___ MATERIAL SHOWN

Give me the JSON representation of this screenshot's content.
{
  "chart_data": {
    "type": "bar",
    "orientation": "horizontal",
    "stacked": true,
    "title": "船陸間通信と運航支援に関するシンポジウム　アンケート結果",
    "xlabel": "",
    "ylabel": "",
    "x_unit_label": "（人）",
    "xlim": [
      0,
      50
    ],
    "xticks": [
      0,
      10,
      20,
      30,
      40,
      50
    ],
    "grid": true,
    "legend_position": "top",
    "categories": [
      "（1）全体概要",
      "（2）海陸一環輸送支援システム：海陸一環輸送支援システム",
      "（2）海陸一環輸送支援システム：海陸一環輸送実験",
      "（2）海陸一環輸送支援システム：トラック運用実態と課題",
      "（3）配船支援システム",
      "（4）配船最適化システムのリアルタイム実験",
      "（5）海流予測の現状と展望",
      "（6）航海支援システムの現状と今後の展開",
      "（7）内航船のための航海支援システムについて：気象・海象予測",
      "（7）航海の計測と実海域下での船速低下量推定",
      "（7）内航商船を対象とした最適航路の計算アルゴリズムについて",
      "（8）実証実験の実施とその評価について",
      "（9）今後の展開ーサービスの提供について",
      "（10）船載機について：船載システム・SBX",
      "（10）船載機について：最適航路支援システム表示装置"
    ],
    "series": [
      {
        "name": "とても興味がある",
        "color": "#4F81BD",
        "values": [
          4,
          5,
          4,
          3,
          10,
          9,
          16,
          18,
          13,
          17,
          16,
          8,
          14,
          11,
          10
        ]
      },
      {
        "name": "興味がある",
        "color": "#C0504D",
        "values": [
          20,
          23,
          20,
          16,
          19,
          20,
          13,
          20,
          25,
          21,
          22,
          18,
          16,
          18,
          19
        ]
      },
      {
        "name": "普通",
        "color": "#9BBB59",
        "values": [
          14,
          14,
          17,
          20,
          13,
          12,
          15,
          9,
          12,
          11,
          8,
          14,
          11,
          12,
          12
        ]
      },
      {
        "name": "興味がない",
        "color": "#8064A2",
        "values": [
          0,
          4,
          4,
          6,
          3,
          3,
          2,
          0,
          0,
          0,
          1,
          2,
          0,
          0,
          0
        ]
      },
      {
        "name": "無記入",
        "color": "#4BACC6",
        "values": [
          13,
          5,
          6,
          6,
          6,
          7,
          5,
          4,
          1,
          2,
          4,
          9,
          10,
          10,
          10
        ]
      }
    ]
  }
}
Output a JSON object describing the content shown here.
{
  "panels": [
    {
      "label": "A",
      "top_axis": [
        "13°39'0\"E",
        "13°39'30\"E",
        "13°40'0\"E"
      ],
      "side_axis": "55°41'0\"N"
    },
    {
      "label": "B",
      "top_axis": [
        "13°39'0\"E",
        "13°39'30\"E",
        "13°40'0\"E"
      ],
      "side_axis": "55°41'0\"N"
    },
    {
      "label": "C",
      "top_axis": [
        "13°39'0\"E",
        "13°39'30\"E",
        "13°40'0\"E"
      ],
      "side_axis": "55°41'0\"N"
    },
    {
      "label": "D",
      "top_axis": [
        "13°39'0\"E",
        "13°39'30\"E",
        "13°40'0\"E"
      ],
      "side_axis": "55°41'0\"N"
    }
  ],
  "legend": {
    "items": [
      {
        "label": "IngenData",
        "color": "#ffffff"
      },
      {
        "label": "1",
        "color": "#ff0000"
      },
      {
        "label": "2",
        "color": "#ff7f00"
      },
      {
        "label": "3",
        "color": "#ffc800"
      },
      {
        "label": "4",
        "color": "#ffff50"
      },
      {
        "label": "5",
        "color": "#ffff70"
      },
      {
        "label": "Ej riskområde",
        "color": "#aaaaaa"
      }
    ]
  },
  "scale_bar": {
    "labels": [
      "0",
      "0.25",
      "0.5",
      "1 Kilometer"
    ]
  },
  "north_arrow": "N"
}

______

GOAL>
Print the material above once more, exactly.

RESPONSE BELOW>
Give me the JSON representation of this screenshot's content.
{
  "chart_data": {
    "type": "bar",
    "orientation": "horizontal",
    "stacked": true,
    "title": "船陸間通信と運航支援に関するシンポジウム　アンケート結果",
    "xlabel": "",
    "ylabel": "",
    "x_unit_label": "（人）",
    "xlim": [
      0,
      50
    ],
    "xticks": [
      0,
      10,
      20,
      30,
      40,
      50
    ],
    "grid": true,
    "legend_position": "top",
    "categories": [
      "（1）全体概要",
      "（2）海陸一環輸送支援システム：海陸一環輸送支援システム",
      "（2）海陸一環輸送支援システム：海陸一環輸送実験",
      "（2）海陸一環輸送支援システム：トラック運用実態と課題",
      "（3）配船支援システム",
      "（4）配船最適化システムのリアルタイム実験",
      "（5）海流予測の現状と展望",
      "（6）航海支援システムの現状と今後の展開",
      "（7）内航船のための航海支援システムについて：気象・海象予測",
      "（7）航海の計測と実海域下での船速低下量推定",
      "（7）内航商船を対象とした最適航路の計算アルゴリズムについて",
      "（8）実証実験の実施とその評価について",
      "（9）今後の展開ーサービスの提供について",
      "（10）船載機について：船載システム・SBX",
      "（10）船載機について：最適航路支援システム表示装置"
    ],
    "series": [
      {
        "name": "とても興味がある",
        "color": "#4F81BD",
        "values": [
          4,
          5,
          4,
          3,
          10,
          9,
          16,
          18,
          13,
          17,
          16,
          8,
          14,
          11,
          10
        ]
      },
      {
        "name": "興味がある",
        "color": "#C0504D",
        "values": [
          20,
          23,
          20,
          16,
          19,
          20,
          13,
          20,
          25,
          21,
          22,
          18,
          16,
          18,
          19
        ]
      },
      {
        "name": "普通",
        "color": "#9BBB59",
        "values": [
          14,
          14,
          17,
          20,
          13,
          12,
          15,
          9,
          12,
          11,
          8,
          14,
          11,
          12,
          12
        ]
      },
      {
        "name": "興味がない",
        "color": "#8064A2",
        "values": [
          0,
          4,
          4,
          6,
          3,
          3,
          2,
          0,
          0,
          0,
          1,
          2,
          0,
          0,
          0
        ]
      },
      {
        "name": "無記入",
        "color": "#4BACC6",
        "values": [
          13,
          5,
          6,
          6,
          6,
          7,
          5,
          4,
          1,
          2,
          4,
          9,
          10,
          10,
          10
        ]
      }
    ]
  }
}
Output a JSON object describing the content shown here.
{
  "panels": [
    {
      "label": "A",
      "top_axis": [
        "13°39'0\"E",
        "13°39'30\"E",
        "13°40'0\"E"
      ],
      "side_axis": "55°41'0\"N"
    },
    {
      "label": "B",
      "top_axis": [
        "13°39'0\"E",
        "13°39'30\"E",
        "13°40'0\"E"
      ],
      "side_axis": "55°41'0\"N"
    },
    {
      "label": "C",
      "top_axis": [
        "13°39'0\"E",
        "13°39'30\"E",
        "13°40'0\"E"
      ],
      "side_axis": "55°41'0\"N"
    },
    {
      "label": "D",
      "top_axis": [
        "13°39'0\"E",
        "13°39'30\"E",
        "13°40'0\"E"
      ],
      "side_axis": "55°41'0\"N"
    }
  ],
  "legend": {
    "items": [
      {
        "label": "IngenData",
        "color": "#ffffff"
      },
      {
        "label": "1",
        "color": "#ff0000"
      },
      {
        "label": "2",
        "color": "#ff7f00"
      },
      {
        "label": "3",
        "color": "#ffc800"
      },
      {
        "label": "4",
        "color": "#ffff50"
      },
      {
        "label": "5",
        "color": "#ffff70"
      },
      {
        "label": "Ej riskområde",
        "color": "#aaaaaa"
      }
    ]
  },
  "scale_bar": {
    "labels": [
      "0",
      "0.25",
      "0.5",
      "1 Kilometer"
    ]
  },
  "north_arrow": "N"
}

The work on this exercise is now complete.